▶ _Bloc de texte_
● ● ● ● ● ● ●

La séparation des chantiers du Trait des autres entreprises exploitées par MM. Worms & Cie, ne peut être obtenue de façon satisfaisante, complète et définitive que par le transfert avec tous ses éléments de la branche actuelle constructions navales de leur activité sociale à la nouvelle société anonyme.
On songe tout naturellement à la modalité pratique d'un apport en nature que MM. Worms & Cie feraient de leurs chantiers à la nouvelle société, apport comportant paiement par cette nouvelle société du droit de 1%, majoré de 2,50%, pour les éléments immobiliers.
Toutefois, cet apport doit être fait pour la valeur actuelle réelle de l'actif apporté. En raison de la baisse de la valeur de la monnaie depuis la création des Chantiers, les immobilisations du Trait ont certainement aujourd'hui une valeur très supérieure à celle résultant des écritures comptables (environ F 7.000.000 - après amortissements au bilan au 31 décembre 1944).
Pour le raisonnement et sous toutes réserves, étant donné la difficulté d'estimer dans les circonstances présentes, après les destructions de guerre, la valeur normale de cession d'un ensemble industriel aussi particulier, nous admettrons que le supplément de valeur par rapport au bilan pourrait être considéré comme étant de l'ordre de F 30.000.000.
C'est donc une plus-value de cette importance que ferait apparaître la comptabilisation par MM. Worms & Cie des actions qu'ils recevraient en représentation de leur apport.
Sans doute, l'article 7bis du Code général leur permet-il d'éviter l'imposition immédiate de cette plus-value, mais à condition que soit réinvestie dans les trois ans une somme égale au montant de la plus-value ajoutée au prix de revient des immobilisations cédées.
Une telle obligation conduit en l'espèce à des résultats contradictoires avec le but poursuivi.
Le montant des sommes à réinvestir par MM. Worms & Cie s'élèverait en effet, dans cette hypothèse, à F 30.000.000 (montant de la plus-value par rapport à la valeur en écritures) plus F 100.000.000 (montant de la valeur initiale des immobilisations des chantiers du Trait).

● ● ● ● ● ● ●

▶ _Données fournies_
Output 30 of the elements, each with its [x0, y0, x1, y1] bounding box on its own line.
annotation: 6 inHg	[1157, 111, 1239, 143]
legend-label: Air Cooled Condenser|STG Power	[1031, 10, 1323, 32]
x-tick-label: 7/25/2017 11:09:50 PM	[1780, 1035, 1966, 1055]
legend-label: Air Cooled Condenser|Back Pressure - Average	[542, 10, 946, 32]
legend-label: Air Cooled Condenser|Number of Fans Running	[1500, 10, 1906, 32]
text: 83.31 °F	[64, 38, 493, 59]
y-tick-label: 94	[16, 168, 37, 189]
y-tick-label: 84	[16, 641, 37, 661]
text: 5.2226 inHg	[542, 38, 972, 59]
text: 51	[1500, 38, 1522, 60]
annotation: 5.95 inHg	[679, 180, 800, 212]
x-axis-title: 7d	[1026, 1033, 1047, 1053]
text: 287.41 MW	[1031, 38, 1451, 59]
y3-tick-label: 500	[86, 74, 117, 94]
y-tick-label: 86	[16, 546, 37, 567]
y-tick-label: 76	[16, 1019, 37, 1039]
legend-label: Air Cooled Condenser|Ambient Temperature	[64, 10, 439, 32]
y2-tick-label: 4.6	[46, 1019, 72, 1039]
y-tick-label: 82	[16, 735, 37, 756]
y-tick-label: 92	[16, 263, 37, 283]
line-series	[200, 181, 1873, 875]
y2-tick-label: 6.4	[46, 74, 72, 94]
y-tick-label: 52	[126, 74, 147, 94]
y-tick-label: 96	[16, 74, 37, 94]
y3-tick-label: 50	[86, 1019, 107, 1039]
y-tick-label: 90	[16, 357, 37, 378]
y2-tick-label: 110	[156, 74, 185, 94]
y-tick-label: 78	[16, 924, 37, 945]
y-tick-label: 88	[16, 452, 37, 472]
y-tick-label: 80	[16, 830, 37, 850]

● ● ● ● ● ● ●

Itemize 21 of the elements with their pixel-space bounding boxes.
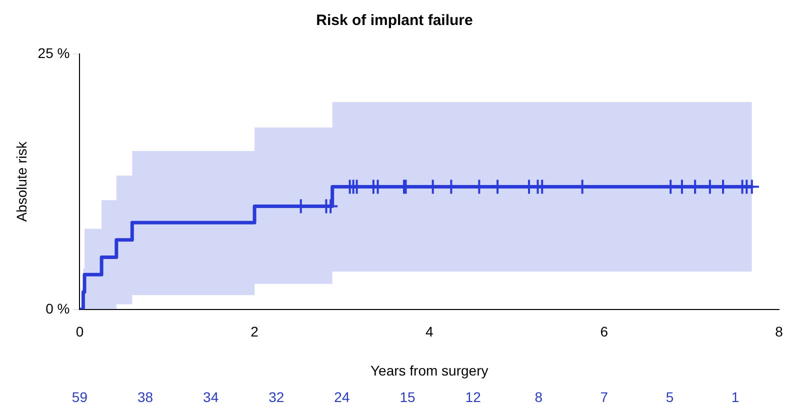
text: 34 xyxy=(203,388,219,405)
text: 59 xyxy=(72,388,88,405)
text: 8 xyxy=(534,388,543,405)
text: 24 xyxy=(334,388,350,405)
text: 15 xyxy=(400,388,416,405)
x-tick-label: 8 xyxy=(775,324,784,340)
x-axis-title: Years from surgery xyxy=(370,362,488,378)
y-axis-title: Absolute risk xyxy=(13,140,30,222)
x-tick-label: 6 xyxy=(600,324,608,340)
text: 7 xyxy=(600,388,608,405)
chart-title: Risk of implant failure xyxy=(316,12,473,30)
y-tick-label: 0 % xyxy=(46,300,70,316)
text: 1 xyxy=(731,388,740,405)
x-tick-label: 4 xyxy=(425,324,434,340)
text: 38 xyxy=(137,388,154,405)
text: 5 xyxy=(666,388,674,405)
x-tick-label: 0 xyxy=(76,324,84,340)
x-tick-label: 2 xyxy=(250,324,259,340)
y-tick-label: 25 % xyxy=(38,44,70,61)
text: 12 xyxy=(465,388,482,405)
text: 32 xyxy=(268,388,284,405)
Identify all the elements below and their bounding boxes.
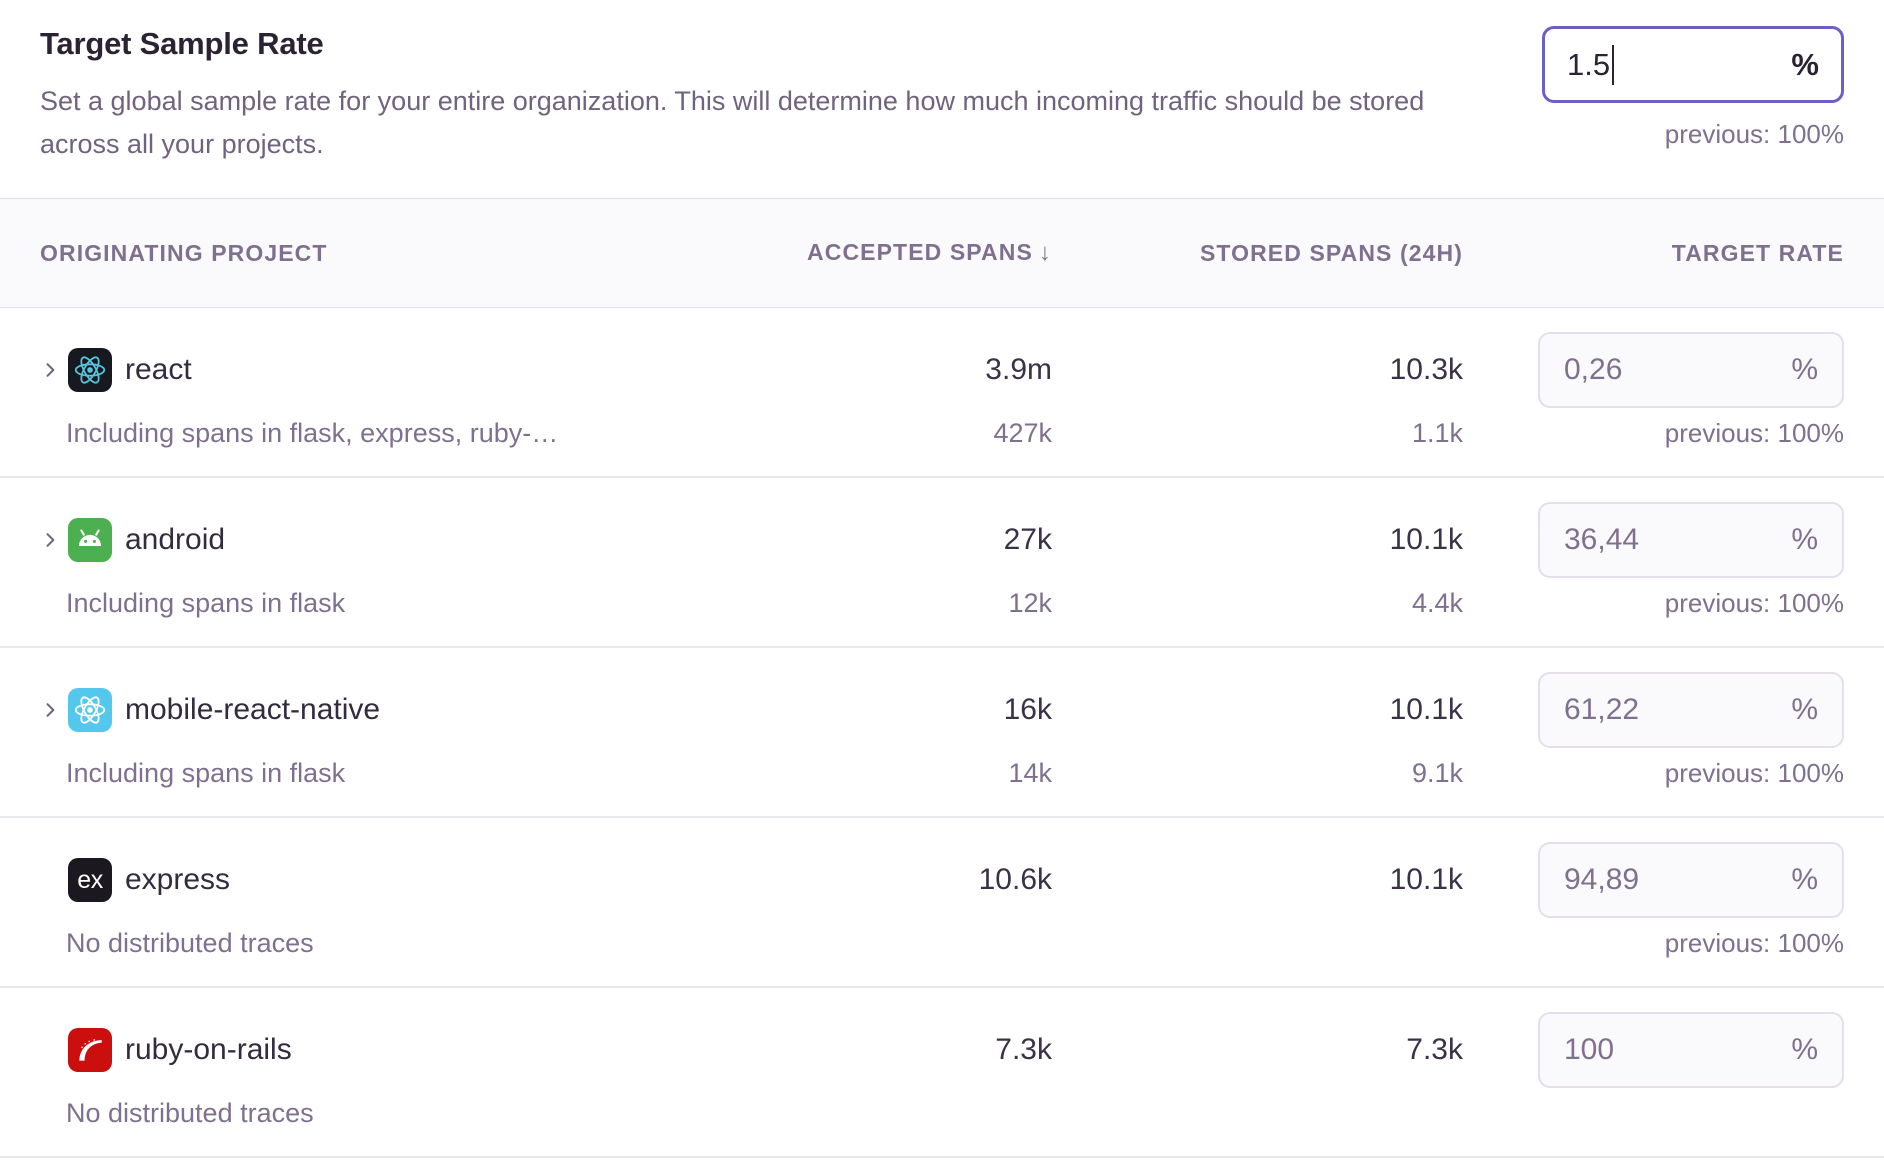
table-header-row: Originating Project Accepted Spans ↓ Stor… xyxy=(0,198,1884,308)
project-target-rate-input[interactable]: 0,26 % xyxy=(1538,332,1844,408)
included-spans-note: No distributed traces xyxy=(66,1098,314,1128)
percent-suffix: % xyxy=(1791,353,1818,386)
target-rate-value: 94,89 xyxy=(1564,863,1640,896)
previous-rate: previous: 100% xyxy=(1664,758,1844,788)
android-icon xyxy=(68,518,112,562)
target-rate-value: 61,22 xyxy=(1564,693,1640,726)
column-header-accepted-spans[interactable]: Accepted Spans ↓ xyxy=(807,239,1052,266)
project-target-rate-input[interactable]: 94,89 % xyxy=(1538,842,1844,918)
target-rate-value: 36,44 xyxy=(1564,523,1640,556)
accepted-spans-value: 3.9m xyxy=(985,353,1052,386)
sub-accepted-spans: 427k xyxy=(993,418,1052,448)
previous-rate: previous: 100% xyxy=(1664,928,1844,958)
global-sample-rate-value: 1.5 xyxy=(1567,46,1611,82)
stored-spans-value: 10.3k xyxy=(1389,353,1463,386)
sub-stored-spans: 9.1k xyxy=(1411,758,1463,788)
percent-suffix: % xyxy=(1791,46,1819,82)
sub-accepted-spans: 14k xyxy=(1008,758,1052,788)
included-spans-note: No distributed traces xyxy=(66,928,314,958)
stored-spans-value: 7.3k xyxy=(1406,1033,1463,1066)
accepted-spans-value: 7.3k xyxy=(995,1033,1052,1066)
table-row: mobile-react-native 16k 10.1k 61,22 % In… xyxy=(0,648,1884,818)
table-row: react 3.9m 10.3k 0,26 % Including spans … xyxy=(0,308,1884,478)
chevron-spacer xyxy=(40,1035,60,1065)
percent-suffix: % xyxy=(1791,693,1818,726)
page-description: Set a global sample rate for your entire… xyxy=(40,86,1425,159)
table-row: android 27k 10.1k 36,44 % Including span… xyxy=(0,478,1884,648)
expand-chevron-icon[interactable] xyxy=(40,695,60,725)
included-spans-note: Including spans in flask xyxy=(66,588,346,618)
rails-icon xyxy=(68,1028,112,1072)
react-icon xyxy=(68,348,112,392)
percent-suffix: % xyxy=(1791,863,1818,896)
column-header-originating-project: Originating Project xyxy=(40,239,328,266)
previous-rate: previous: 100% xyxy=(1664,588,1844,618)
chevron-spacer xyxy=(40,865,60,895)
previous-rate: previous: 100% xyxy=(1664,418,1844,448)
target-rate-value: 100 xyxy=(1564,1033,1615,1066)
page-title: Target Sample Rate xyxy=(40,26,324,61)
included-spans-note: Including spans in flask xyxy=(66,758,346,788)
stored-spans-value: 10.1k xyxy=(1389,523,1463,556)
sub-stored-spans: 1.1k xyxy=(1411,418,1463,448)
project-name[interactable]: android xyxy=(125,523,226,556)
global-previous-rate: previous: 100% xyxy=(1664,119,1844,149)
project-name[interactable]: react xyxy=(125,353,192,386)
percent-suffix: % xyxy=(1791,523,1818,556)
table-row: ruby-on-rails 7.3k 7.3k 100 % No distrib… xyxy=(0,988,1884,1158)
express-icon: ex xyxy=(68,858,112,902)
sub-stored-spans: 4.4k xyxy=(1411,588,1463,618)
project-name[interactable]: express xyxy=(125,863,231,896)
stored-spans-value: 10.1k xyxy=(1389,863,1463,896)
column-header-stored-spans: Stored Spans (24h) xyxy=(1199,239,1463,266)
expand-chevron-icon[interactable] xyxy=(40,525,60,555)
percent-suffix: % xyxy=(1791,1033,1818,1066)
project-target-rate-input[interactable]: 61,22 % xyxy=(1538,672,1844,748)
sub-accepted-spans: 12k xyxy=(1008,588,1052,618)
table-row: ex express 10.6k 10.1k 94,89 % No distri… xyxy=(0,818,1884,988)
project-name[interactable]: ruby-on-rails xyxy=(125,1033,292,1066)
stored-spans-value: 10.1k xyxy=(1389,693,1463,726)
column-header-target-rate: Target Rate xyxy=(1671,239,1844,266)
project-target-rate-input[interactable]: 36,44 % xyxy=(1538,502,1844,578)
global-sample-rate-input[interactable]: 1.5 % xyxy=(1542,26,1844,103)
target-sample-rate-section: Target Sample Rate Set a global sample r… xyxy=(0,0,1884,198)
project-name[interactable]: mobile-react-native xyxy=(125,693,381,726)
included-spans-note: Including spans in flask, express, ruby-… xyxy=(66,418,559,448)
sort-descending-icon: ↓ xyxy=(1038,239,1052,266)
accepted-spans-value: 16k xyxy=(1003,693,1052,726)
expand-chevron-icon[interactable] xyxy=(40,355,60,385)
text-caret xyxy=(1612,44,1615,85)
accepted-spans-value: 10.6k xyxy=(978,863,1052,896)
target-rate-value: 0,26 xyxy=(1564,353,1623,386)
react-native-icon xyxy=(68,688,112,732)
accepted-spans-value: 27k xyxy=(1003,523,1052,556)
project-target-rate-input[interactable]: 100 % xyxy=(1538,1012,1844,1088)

● ● ● ● ● ● ●

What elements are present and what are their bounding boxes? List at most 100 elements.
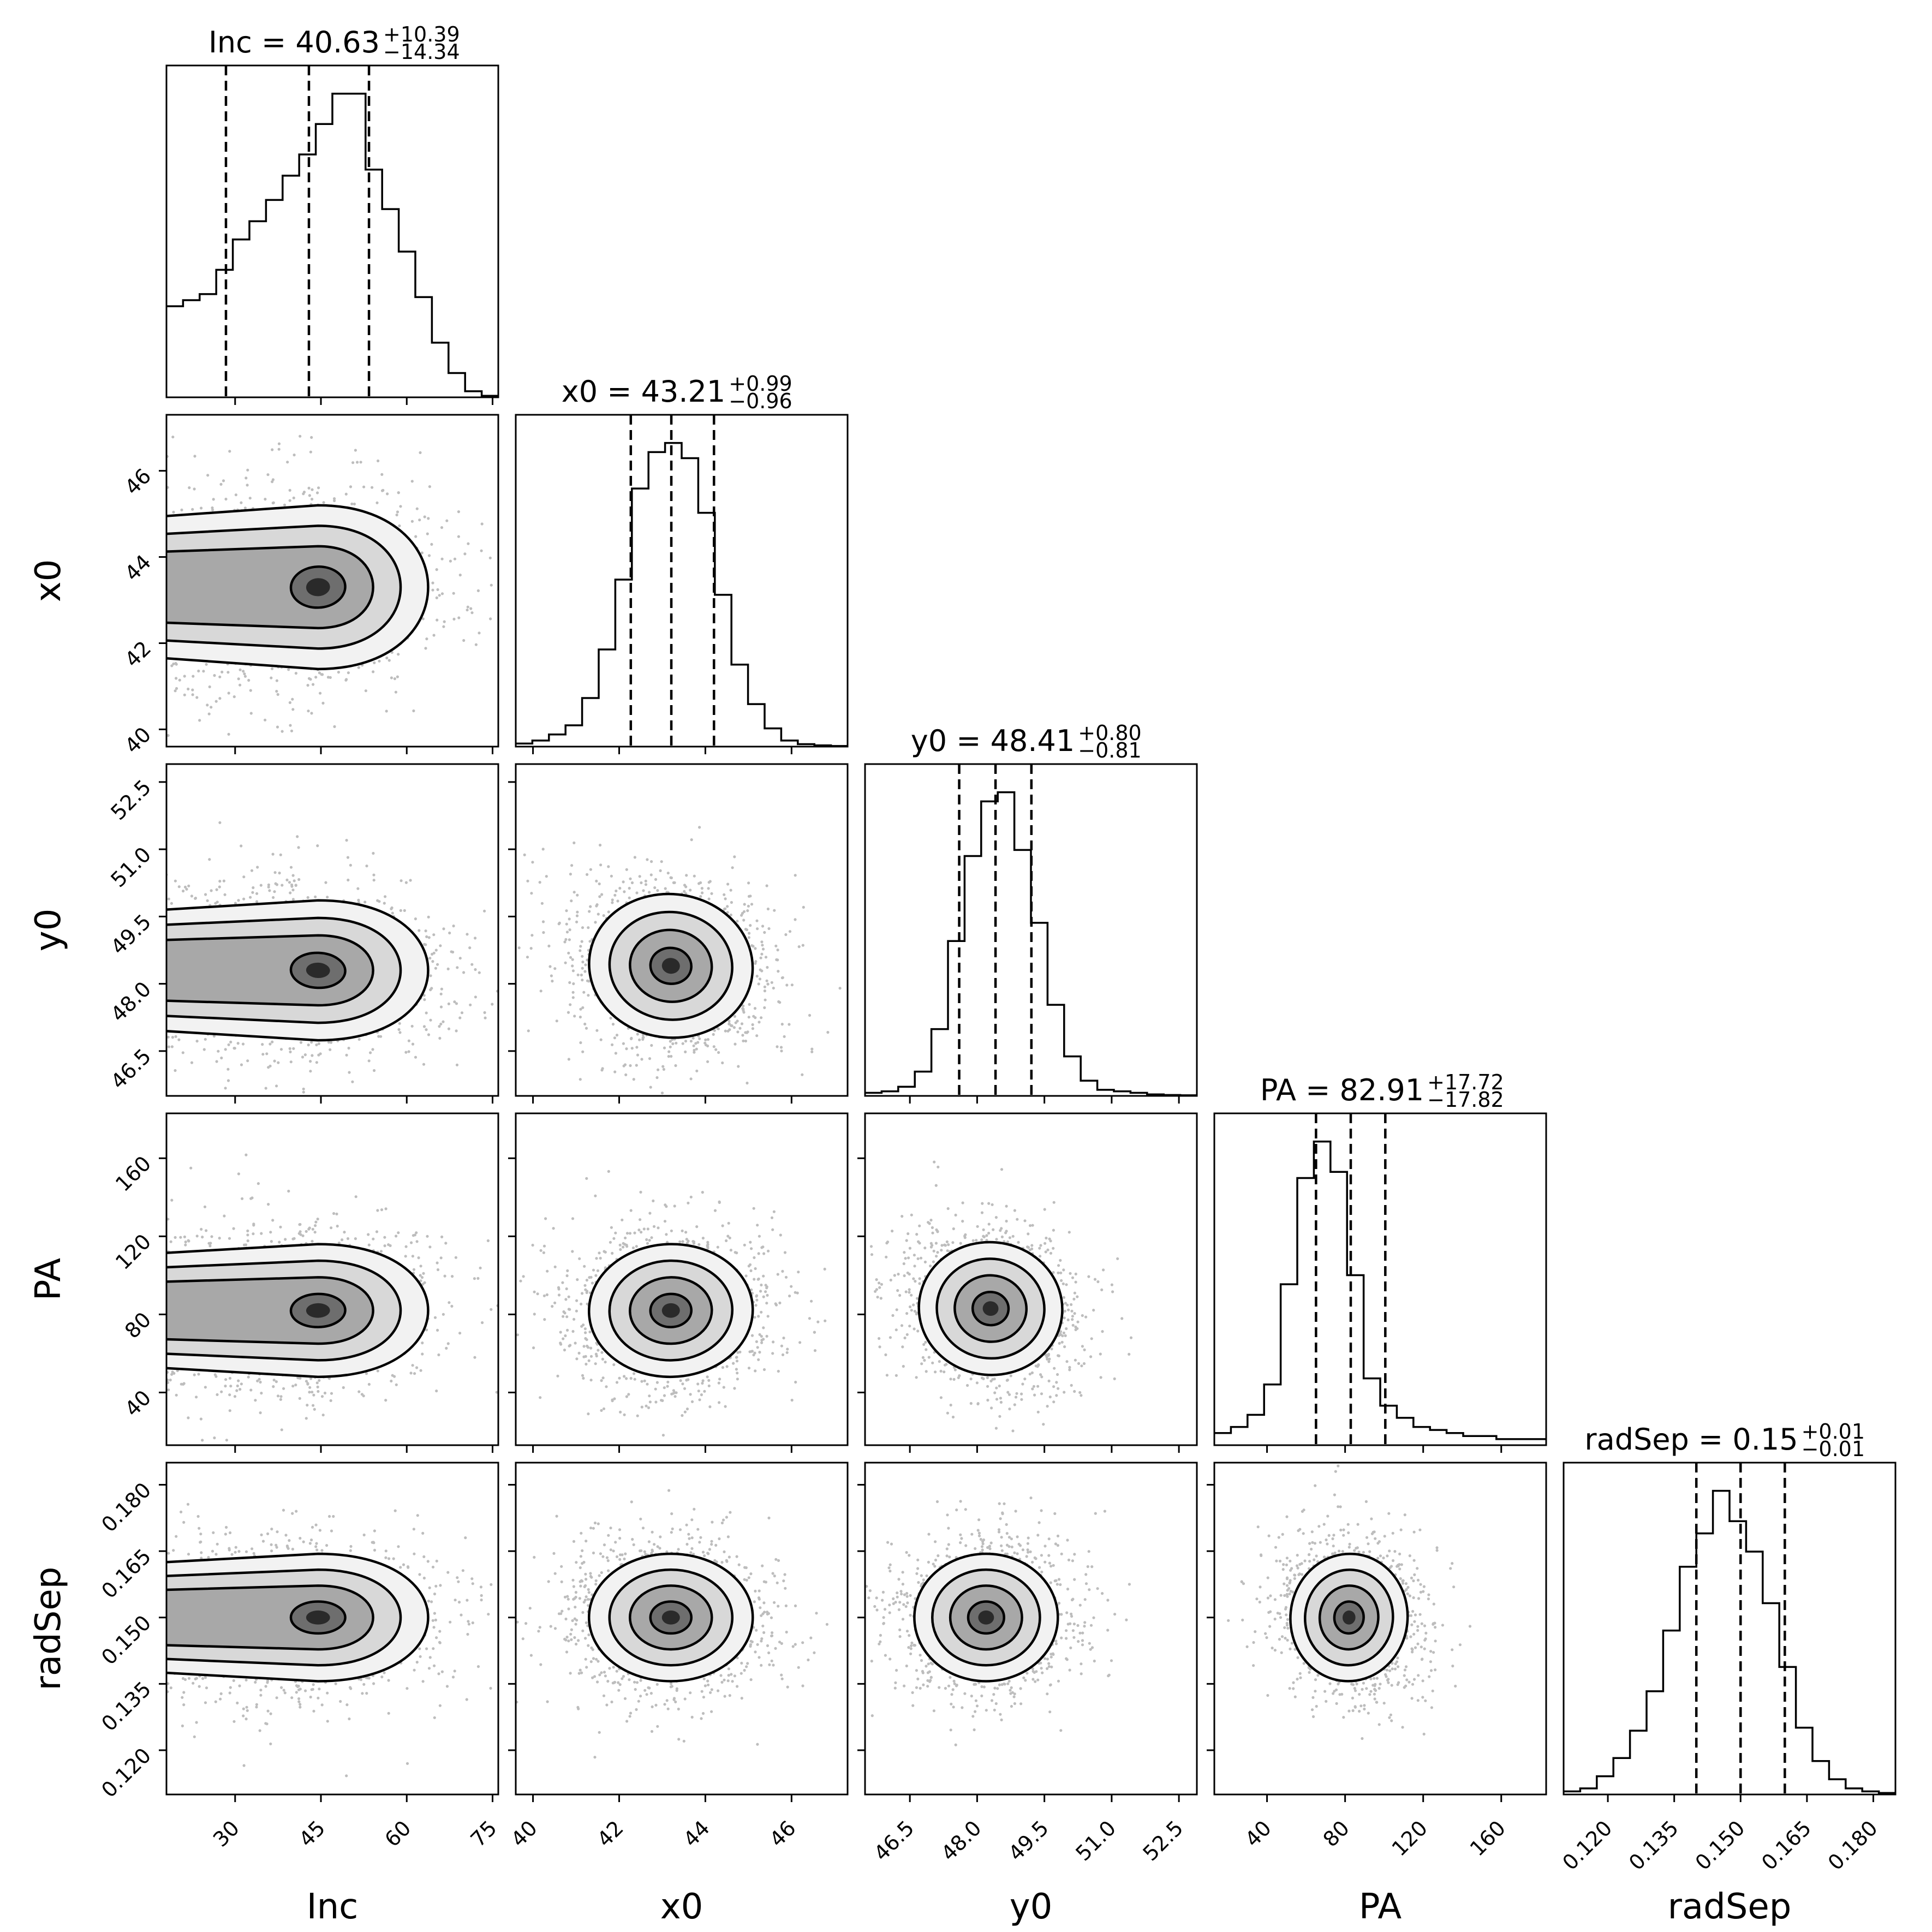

● ● ● ● ● ● ●

▶ _Ensemble de tâches_
1) Indiquez si chacune des affirmations suivantes concorde avec le texte sur les chantiers du Trait, en répondant par oui ou par non et en citant textuellement les mots décisifs :
(a) Après amortissements, la valeur comptable des immobilisations du Trait au bilan au 31 décembre 1944 est d'environ F 7.000.000.
(b) Le supplément de valeur par rapport au bilan est estimé à F 100.000.000.
(c) L'article 7bis exige un réinvestissement dans un délai de cinq ans.
2) Recopiez le passage du texte sur les chantiers du Trait compris entre « C'est donc une » et « de leur apport. », ces deux passages inclus.
3) Répondez aux questions suivantes d'après le texte sur les chantiers du Trait :
(a) Quel droit la nouvelle société paierait-elle pour les éléments immobiliers ?
(b) Quel article du Code général permet d'éviter l'imposition immédiate de la plus-value ?
(c) Quel est le montant de la valeur initiale des immobilisations des chantiers du Trait ?

▶ _Réponses fournies_
1)
(a) Oui : « environ F 7.000.000 - après amortissements au bilan au 31 décembre 1944 ».
(b) Non : « de l'ordre de F 30.000.000 ».
(c) Non : « réinvestie dans les trois ans ».

2)
C'est donc une plus-value de cette importance que ferait apparaître la comptabilisation par MM. Worms & Cie des actions qu'ils recevraient en représentation de leur apport.

3)
(a) Le droit de 1%, majoré de 2,50%.
(b) L'article 7bis.
(c) F 100.000.000.